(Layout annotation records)
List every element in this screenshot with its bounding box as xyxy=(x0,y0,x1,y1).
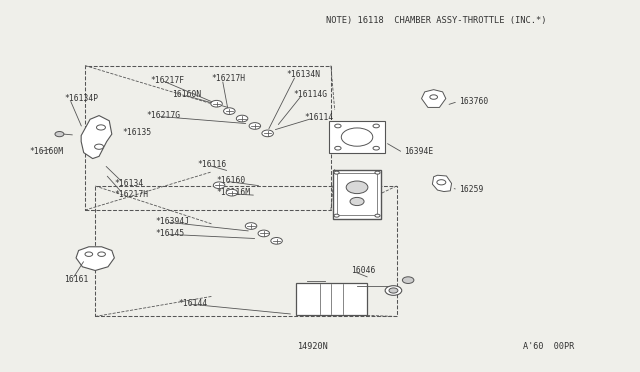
Text: NOTE) 16118  CHAMBER ASSY-THROTTLE (INC.*): NOTE) 16118 CHAMBER ASSY-THROTTLE (INC.*… xyxy=(326,16,547,25)
Text: 16160N: 16160N xyxy=(172,90,201,99)
Circle shape xyxy=(262,130,273,137)
Text: *16160: *16160 xyxy=(216,176,246,185)
Circle shape xyxy=(375,171,380,174)
Circle shape xyxy=(375,214,380,217)
Circle shape xyxy=(223,108,235,115)
Circle shape xyxy=(430,95,438,99)
Circle shape xyxy=(95,144,104,149)
Circle shape xyxy=(385,286,402,295)
Text: *16116: *16116 xyxy=(197,160,227,169)
Polygon shape xyxy=(76,247,115,270)
Circle shape xyxy=(226,189,237,196)
Text: *16145: *16145 xyxy=(156,229,184,238)
Circle shape xyxy=(97,125,106,130)
Bar xyxy=(85,65,331,210)
Text: 16161: 16161 xyxy=(65,275,89,284)
Text: *16114G: *16114G xyxy=(293,90,327,99)
Circle shape xyxy=(249,123,260,129)
Circle shape xyxy=(373,124,380,128)
Text: *16135: *16135 xyxy=(122,128,151,137)
Bar xyxy=(95,186,397,317)
Text: *16217F: *16217F xyxy=(151,76,185,85)
Circle shape xyxy=(335,124,341,128)
Text: *16134P: *16134P xyxy=(65,94,99,103)
Circle shape xyxy=(350,198,364,206)
Circle shape xyxy=(85,252,93,256)
Circle shape xyxy=(389,288,398,293)
Polygon shape xyxy=(433,175,452,192)
Circle shape xyxy=(211,100,222,107)
Text: *16217H: *16217H xyxy=(115,190,148,199)
Circle shape xyxy=(335,146,341,150)
Circle shape xyxy=(55,132,64,137)
Text: 16394E: 16394E xyxy=(404,147,433,156)
Circle shape xyxy=(346,181,368,193)
Text: *16134N: *16134N xyxy=(287,70,321,79)
Circle shape xyxy=(334,214,339,217)
Circle shape xyxy=(373,146,380,150)
Text: *16144: *16144 xyxy=(178,299,207,308)
Text: *16217G: *16217G xyxy=(147,111,180,120)
Text: *16114: *16114 xyxy=(304,113,333,122)
Bar xyxy=(296,283,367,315)
Circle shape xyxy=(403,277,414,283)
Circle shape xyxy=(271,237,282,244)
Circle shape xyxy=(341,128,372,146)
Polygon shape xyxy=(422,90,446,108)
Text: A'60  00PR: A'60 00PR xyxy=(523,341,574,350)
Circle shape xyxy=(245,223,257,230)
Bar xyxy=(337,173,377,215)
Bar xyxy=(329,121,385,153)
Text: 163760: 163760 xyxy=(460,97,488,106)
Text: 14920N: 14920N xyxy=(297,341,328,350)
Circle shape xyxy=(437,180,446,185)
Text: 16259: 16259 xyxy=(460,185,484,194)
Text: *16394J: *16394J xyxy=(156,217,189,226)
Circle shape xyxy=(213,182,225,189)
Bar xyxy=(333,170,381,219)
Circle shape xyxy=(236,115,248,122)
Circle shape xyxy=(98,252,106,256)
Text: *16134: *16134 xyxy=(115,179,143,187)
Text: *16217H: *16217H xyxy=(211,74,246,83)
Text: *16116M: *16116M xyxy=(216,188,251,197)
Circle shape xyxy=(258,230,269,237)
Text: 16046: 16046 xyxy=(351,266,375,275)
Text: *16160M: *16160M xyxy=(29,147,63,156)
Polygon shape xyxy=(81,116,112,158)
Circle shape xyxy=(334,171,339,174)
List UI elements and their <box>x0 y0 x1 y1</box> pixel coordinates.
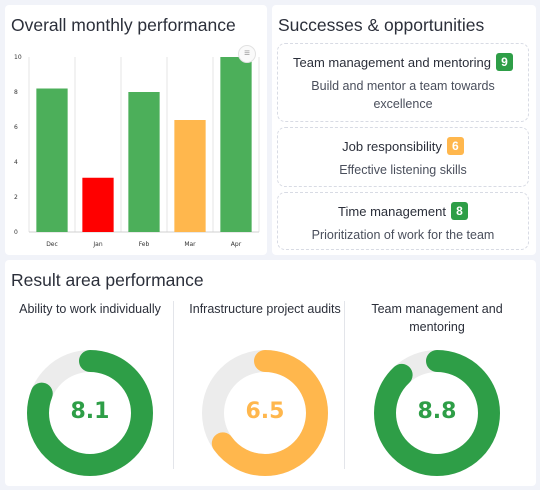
divider <box>173 301 174 469</box>
success-item: Team management and mentoring 9 Build an… <box>277 43 529 122</box>
metric-label: Ability to work individually <box>19 302 161 316</box>
score-badge: 6 <box>446 137 464 155</box>
y-tick-label: 8 <box>14 89 18 96</box>
bar[interactable] <box>82 177 114 232</box>
monthly-performance-chart: 0 2 4 6 8 10 Dec Jan Feb Mar Apr <box>14 54 260 248</box>
success-item-description: Prioritization of work for the team <box>311 228 495 242</box>
donut-gauge <box>374 350 500 476</box>
y-tick-label: 0 <box>14 229 18 236</box>
score-badge: 8 <box>450 202 468 220</box>
success-item-description: Build and mentor a team towards excellen… <box>311 79 495 111</box>
metric-value: 8.8 <box>417 399 457 424</box>
success-item-description: Effective listening skills <box>339 163 467 177</box>
metric-value: 6.5 <box>245 399 285 424</box>
x-tick-label: Feb <box>139 241 150 248</box>
donut-gauge <box>202 350 328 476</box>
y-tick-label: 4 <box>14 159 18 166</box>
x-tick-label: Jan <box>92 241 102 248</box>
metric-team-management: Team management and mentoring 8.8 <box>357 300 517 478</box>
metric-infrastructure-audits: Infrastructure project audits 6.5 <box>185 300 345 478</box>
success-item-label: Time management <box>338 203 446 219</box>
y-tick-label: 6 <box>14 124 18 131</box>
monthly-performance-title: Overall monthly performance <box>11 15 236 35</box>
success-item-label: Team management and mentoring <box>292 54 491 70</box>
x-tick-label: Apr <box>231 241 242 248</box>
bar[interactable] <box>174 120 206 232</box>
success-item-label: Job responsibility <box>342 138 442 154</box>
metric-ability-individually: Ability to work individually 8.1 <box>10 300 170 478</box>
success-item: Time management 8 Prioritization of work… <box>277 192 529 250</box>
y-tick-label: 2 <box>14 194 18 201</box>
result-area-card: Result area performance Ability to work … <box>5 260 536 486</box>
x-tick-label: Mar <box>184 241 196 248</box>
divider <box>344 301 345 469</box>
y-tick-label: 10 <box>14 54 22 61</box>
result-area-title: Result area performance <box>11 270 204 290</box>
gauge-arc <box>202 350 328 476</box>
gauge-arc <box>27 350 153 476</box>
score-badge: 9 <box>496 53 513 71</box>
monthly-performance-card: Overall monthly performance 0 2 4 6 8 10 Dec Ja… <box>5 5 267 255</box>
gauge-arc <box>374 350 500 476</box>
bar[interactable] <box>128 92 160 232</box>
donut-gauge <box>27 350 153 476</box>
metric-label: Infrastructure project audits <box>189 302 341 316</box>
success-item: Job responsibility 6 Effective listening… <box>277 127 529 187</box>
x-tick-label: Dec <box>46 241 58 248</box>
bar[interactable] <box>220 57 252 232</box>
successes-title: Successes & opportunities <box>278 15 485 35</box>
metric-label: Team management and mentoring <box>371 302 503 334</box>
hamburger-menu-icon[interactable]: ≡ <box>238 45 256 63</box>
metric-value: 8.1 <box>70 399 110 424</box>
successes-card: Successes & opportunities Team managemen… <box>272 5 536 255</box>
bar[interactable] <box>36 88 68 233</box>
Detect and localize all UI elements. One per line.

▸ Stated goal: Rewrite all of the items above with "Circle shape" changed to "Round marker" everywhere it occurs and every other line left untouched. Leave the pictures out.

▸ Task response:
List every element in this screenshot with its bounding box as xyxy=(x0,y0,x1,y1).
Text: NOTE) 16118  CHAMBER ASSY-THROTTLE (INC.*): NOTE) 16118 CHAMBER ASSY-THROTTLE (INC.*… xyxy=(326,16,547,25)
Text: 16160N: 16160N xyxy=(172,90,201,99)
Round marker xyxy=(262,130,273,137)
Text: *16160: *16160 xyxy=(216,176,246,185)
Round marker xyxy=(375,171,380,174)
Round marker xyxy=(375,214,380,217)
Round marker xyxy=(223,108,235,115)
Round marker xyxy=(430,95,438,99)
Round marker xyxy=(95,144,104,149)
Round marker xyxy=(385,286,402,295)
Text: *16116: *16116 xyxy=(197,160,227,169)
Polygon shape xyxy=(76,247,115,270)
Round marker xyxy=(226,189,237,196)
Text: *16145: *16145 xyxy=(156,229,184,238)
Round marker xyxy=(97,125,106,130)
Bar xyxy=(85,65,331,210)
Text: 16161: 16161 xyxy=(65,275,89,284)
Text: *16114G: *16114G xyxy=(293,90,327,99)
Round marker xyxy=(249,123,260,129)
Round marker xyxy=(373,124,380,128)
Text: *16135: *16135 xyxy=(122,128,151,137)
Bar xyxy=(95,186,397,317)
Text: *16217F: *16217F xyxy=(151,76,185,85)
Round marker xyxy=(335,124,341,128)
Text: *16134P: *16134P xyxy=(65,94,99,103)
Round marker xyxy=(350,198,364,206)
Round marker xyxy=(85,252,93,256)
Round marker xyxy=(389,288,398,293)
Polygon shape xyxy=(433,175,452,192)
Round marker xyxy=(211,100,222,107)
Text: *16217H: *16217H xyxy=(115,190,148,199)
Round marker xyxy=(335,146,341,150)
Round marker xyxy=(55,132,64,137)
Text: 16394E: 16394E xyxy=(404,147,433,156)
Round marker xyxy=(346,181,368,193)
Text: *16134N: *16134N xyxy=(287,70,321,79)
Round marker xyxy=(334,214,339,217)
Round marker xyxy=(373,146,380,150)
Text: *16144: *16144 xyxy=(178,299,207,308)
Text: *16217G: *16217G xyxy=(147,111,180,120)
Text: *16114: *16114 xyxy=(304,113,333,122)
Bar xyxy=(296,283,367,315)
Round marker xyxy=(403,277,414,283)
Round marker xyxy=(271,237,282,244)
Round marker xyxy=(341,128,372,146)
Polygon shape xyxy=(422,90,446,108)
Text: A'60  00PR: A'60 00PR xyxy=(523,341,574,350)
Round marker xyxy=(245,223,257,230)
Bar xyxy=(337,173,377,215)
Bar xyxy=(329,121,385,153)
Text: 163760: 163760 xyxy=(460,97,488,106)
Text: 14920N: 14920N xyxy=(297,341,328,350)
Round marker xyxy=(437,180,446,185)
Text: 16259: 16259 xyxy=(460,185,484,194)
Text: *16394J: *16394J xyxy=(156,217,189,226)
Round marker xyxy=(213,182,225,189)
Bar xyxy=(333,170,381,219)
Round marker xyxy=(236,115,248,122)
Round marker xyxy=(98,252,106,256)
Text: *16134: *16134 xyxy=(115,179,143,187)
Text: *16217H: *16217H xyxy=(211,74,246,83)
Text: *16116M: *16116M xyxy=(216,188,251,197)
Round marker xyxy=(258,230,269,237)
Text: 16046: 16046 xyxy=(351,266,375,275)
Text: *16160M: *16160M xyxy=(29,147,63,156)
Polygon shape xyxy=(81,116,112,158)
Round marker xyxy=(334,171,339,174)
List UI elements and their <box>x0 y0 x1 y1</box> pixel coordinates.
divider <box>173 301 174 469</box>
success-item: Team management and mentoring 9 Build an… <box>277 43 529 122</box>
metric-label: Ability to work individually <box>19 302 161 316</box>
score-badge: 6 <box>446 137 464 155</box>
y-tick-label: 8 <box>14 89 18 96</box>
bar[interactable] <box>82 177 114 232</box>
monthly-performance-chart: 0 2 4 6 8 10 Dec Jan Feb Mar Apr <box>14 54 260 248</box>
success-item-description: Prioritization of work for the team <box>311 228 495 242</box>
donut-gauge <box>374 350 500 476</box>
y-tick-label: 0 <box>14 229 18 236</box>
score-badge: 8 <box>450 202 468 220</box>
success-item-description: Build and mentor a team towards excellen… <box>311 79 495 111</box>
metric-value: 8.8 <box>417 399 457 424</box>
success-item-description: Effective listening skills <box>339 163 467 177</box>
metric-value: 6.5 <box>245 399 285 424</box>
x-tick-label: Feb <box>139 241 150 248</box>
donut-gauge <box>202 350 328 476</box>
y-tick-label: 4 <box>14 159 18 166</box>
x-tick-label: Jan <box>92 241 102 248</box>
metric-team-management: Team management and mentoring 8.8 <box>357 300 517 478</box>
metric-infrastructure-audits: Infrastructure project audits 6.5 <box>185 300 345 478</box>
success-item-label: Time management <box>338 203 446 219</box>
y-tick-label: 6 <box>14 124 18 131</box>
monthly-performance-title: Overall monthly performance <box>11 15 236 35</box>
success-item-label: Team management and mentoring <box>292 54 491 70</box>
x-tick-label: Apr <box>231 241 242 248</box>
bar[interactable] <box>174 120 206 232</box>
success-item-label: Job responsibility <box>342 138 442 154</box>
metric-ability-individually: Ability to work individually 8.1 <box>10 300 170 478</box>
success-item: Time management 8 Prioritization of work… <box>277 192 529 250</box>
y-tick-label: 2 <box>14 194 18 201</box>
result-area-card: Result area performance Ability to work … <box>5 260 536 486</box>
x-tick-label: Mar <box>184 241 196 248</box>
divider <box>344 301 345 469</box>
y-tick-label: 10 <box>14 54 22 61</box>
result-area-title: Result area performance <box>11 270 204 290</box>
gauge-arc <box>202 350 328 476</box>
gauge-arc <box>27 350 153 476</box>
score-badge: 9 <box>496 53 513 71</box>
monthly-performance-card: Overall monthly performance 0 2 4 6 8 10 Dec Ja… <box>5 5 267 255</box>
gauge-arc <box>374 350 500 476</box>
bar[interactable] <box>128 92 160 232</box>
donut-gauge <box>27 350 153 476</box>
metric-label: Infrastructure project audits <box>189 302 341 316</box>
success-item: Job responsibility 6 Effective listening… <box>277 127 529 187</box>
x-tick-label: Dec <box>46 241 58 248</box>
bar[interactable] <box>220 57 252 232</box>
successes-title: Successes & opportunities <box>278 15 485 35</box>
metric-label: Team management and mentoring <box>371 302 503 334</box>
hamburger-menu-icon[interactable]: ≡ <box>238 45 256 63</box>
metric-value: 8.1 <box>70 399 110 424</box>
successes-card: Successes & opportunities Team managemen… <box>272 5 536 255</box>
bar[interactable] <box>36 88 68 233</box>
Detect and localize all UI elements. One per line.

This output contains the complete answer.